• **PASAJE PROPORCIONADO**:

El martes pasado el cyclocomputer dejó de funcionar y después de un pedaleo muy energético comenzó a dar lecturas extrañas, a ratos se detenía, después daba velocidades de paso de tortuga y por intervalos daba velocidades que podían considerarse normales para el esfuerzo realizado. Ayer sucedió lo mismo, pero eso no me impidió alcanzar la cifra de los cuatro dígitos.

Pensé que tal funcionamiento podía deberse a que el dispositivo había dejado de funcionar, es decir, su vida útil había llegado a su fin, pero eso parece poco probable. Lo compré a principios de septiembre de 2014, es decir, hace tres años. Lo que ha de estar sucediendo, es que el sensor montado en un rayo (un imán) se haya movido y eso esté provocando que la señal no llegue con la regularidad requerida.

Me quedan unas horas del viernes, más el sábado y domingo completos para meditar seriamente sobre mi estado anímico actual, en el que me siento casi abrumado por el hastío y el tedio en mi trabajo, por la monotonía de mi existencia y por la rutina. Necesito un proyecto, algo que constituya una verdadera motivación y que pueda llevarse a cabo durante las horas del día, aun si coincide con las horas de trabajo, pero por supuesto, sin obstaculizarlo.

martes, 10 de octubre de 2017

Los tres hijos que quedamos


El pasado domingo estuve indispuesto, posiblemente debido a una leve intoxicación alimenticia por algo que comí la tarde del sábado, a lo que tal vez contribuyó un esfuerzo excesivo en la bicicleta que me hizo pensar equivocadamente que podía comer más de lo debido. Sea como fuere, soñé que discutía con mi madre sobre nuestro padre, que se hallaba a cientos de kilómetros en soledad, en un alojamiento del que no podía salir y sobre el que yo tenía poder de decisión.

En un momento determinado desperté y me di cuenta de que mi padre está muerto desde hace casi 10 años y que es absurdo que yo le siga reclamando a mi madre sobre lo que sucedió en el pasado, sobre su alianza con ese mal individuo, con ese monstruo y las consecuencias tan terribles que ello acarreó.

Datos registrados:
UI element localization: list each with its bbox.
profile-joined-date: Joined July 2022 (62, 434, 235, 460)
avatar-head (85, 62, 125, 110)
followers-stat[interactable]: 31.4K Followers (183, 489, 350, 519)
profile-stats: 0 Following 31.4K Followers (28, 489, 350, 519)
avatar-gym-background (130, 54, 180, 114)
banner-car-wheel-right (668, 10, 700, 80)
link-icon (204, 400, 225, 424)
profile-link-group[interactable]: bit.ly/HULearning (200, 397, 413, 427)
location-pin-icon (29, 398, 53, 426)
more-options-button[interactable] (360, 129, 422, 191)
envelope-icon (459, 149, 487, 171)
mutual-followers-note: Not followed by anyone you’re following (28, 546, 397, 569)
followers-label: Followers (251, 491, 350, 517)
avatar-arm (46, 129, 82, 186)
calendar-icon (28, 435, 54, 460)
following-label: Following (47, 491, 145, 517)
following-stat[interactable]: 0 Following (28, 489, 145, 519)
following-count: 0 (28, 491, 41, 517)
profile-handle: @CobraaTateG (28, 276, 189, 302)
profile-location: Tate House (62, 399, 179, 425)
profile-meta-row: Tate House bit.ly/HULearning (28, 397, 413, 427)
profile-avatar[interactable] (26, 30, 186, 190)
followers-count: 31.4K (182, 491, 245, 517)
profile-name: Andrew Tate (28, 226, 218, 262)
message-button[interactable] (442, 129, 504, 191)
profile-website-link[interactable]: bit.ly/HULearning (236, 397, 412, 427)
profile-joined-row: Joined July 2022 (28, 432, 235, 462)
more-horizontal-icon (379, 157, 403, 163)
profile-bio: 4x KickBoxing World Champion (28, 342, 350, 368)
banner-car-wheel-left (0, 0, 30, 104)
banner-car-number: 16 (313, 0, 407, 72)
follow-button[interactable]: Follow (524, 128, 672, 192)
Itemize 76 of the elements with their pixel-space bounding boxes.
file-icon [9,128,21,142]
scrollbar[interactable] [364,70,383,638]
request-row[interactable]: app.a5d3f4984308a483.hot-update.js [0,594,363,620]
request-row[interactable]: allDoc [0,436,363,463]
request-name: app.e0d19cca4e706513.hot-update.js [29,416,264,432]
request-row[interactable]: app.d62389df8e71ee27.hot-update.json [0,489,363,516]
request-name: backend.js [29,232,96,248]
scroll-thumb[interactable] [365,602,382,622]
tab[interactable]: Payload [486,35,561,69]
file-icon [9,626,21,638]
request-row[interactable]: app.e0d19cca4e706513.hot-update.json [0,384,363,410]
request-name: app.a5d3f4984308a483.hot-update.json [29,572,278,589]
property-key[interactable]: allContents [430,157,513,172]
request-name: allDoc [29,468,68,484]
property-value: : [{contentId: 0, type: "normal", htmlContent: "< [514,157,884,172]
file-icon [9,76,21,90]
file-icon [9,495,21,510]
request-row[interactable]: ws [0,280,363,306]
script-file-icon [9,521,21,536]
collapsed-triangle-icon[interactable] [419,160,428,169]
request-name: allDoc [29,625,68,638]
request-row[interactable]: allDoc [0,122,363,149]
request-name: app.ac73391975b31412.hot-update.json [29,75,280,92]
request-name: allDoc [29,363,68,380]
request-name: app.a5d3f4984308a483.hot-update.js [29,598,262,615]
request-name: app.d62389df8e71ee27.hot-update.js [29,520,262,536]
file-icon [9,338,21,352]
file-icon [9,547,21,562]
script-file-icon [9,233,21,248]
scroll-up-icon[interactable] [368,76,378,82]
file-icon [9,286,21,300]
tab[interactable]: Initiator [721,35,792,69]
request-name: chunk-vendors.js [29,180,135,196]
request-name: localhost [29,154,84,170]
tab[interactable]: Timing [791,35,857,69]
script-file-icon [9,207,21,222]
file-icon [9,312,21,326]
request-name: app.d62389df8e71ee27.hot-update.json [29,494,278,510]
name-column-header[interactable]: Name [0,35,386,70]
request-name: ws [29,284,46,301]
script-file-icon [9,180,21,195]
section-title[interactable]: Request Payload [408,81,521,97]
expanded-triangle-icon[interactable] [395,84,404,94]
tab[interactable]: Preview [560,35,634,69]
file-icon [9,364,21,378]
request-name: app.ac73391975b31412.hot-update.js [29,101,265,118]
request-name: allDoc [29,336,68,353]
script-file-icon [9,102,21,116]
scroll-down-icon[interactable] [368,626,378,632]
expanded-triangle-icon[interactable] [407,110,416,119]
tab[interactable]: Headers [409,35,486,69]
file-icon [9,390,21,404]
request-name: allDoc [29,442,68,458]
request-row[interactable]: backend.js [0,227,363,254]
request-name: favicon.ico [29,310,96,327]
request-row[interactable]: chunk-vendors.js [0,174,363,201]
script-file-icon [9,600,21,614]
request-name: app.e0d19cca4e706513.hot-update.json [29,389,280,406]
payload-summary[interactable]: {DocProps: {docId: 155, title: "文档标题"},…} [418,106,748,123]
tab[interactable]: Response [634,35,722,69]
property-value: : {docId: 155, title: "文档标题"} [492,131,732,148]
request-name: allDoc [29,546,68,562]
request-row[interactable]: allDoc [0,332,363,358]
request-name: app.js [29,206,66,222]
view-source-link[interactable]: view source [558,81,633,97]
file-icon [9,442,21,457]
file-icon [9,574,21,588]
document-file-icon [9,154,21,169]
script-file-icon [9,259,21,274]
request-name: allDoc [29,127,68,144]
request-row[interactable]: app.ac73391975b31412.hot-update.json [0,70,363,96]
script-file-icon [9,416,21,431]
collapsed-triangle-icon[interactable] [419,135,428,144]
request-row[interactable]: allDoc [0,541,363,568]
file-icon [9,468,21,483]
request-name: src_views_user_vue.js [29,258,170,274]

• **CONSIGNA 1**:
Enumera, sin repetir ninguno, los días de la semana que se nombran en el pasaje proporcionado.
• **CONSIGNA 2**:
Por favor, continúa el pasaje proporcionado a partir de su última oración.

• **RESPUESTA DEL EJERCICIO 1**:
martes, viernes, sábado, domingo

• **RESPUESTA DEL EJERCICIO 2**:
Al día de hoy, octubre de 2017, Mónica y yo tenemos 53 años y Yolanda 49. Esos somos los hijos que quedamos. Yo, Oscar, el hijo mayor soy un inadaptado ya en la edad madura que ha llegado verdaderamente muy tarde a la etapa productiva de la vida y su existencia transcurre en soledad, preso de la furia y el resentimiento.

Mónica contrajo nupcias hace prácticamente 16 años, algo muy extraño, pues esta arpía siempre ha destilado hiel por cada uno de los poros de su anatomía; pero la vida es extraña, así que eso no debería sorprenderme tanto. Para unirse en matrimonio, mi hermana gemela encontró un individuo religioso, mocho, santurrón, hipócrita, cobarde y traidor que encajó con la personalidad de ella como dos piezas de madera que han sido talladas para que ensamblen y formen una unión.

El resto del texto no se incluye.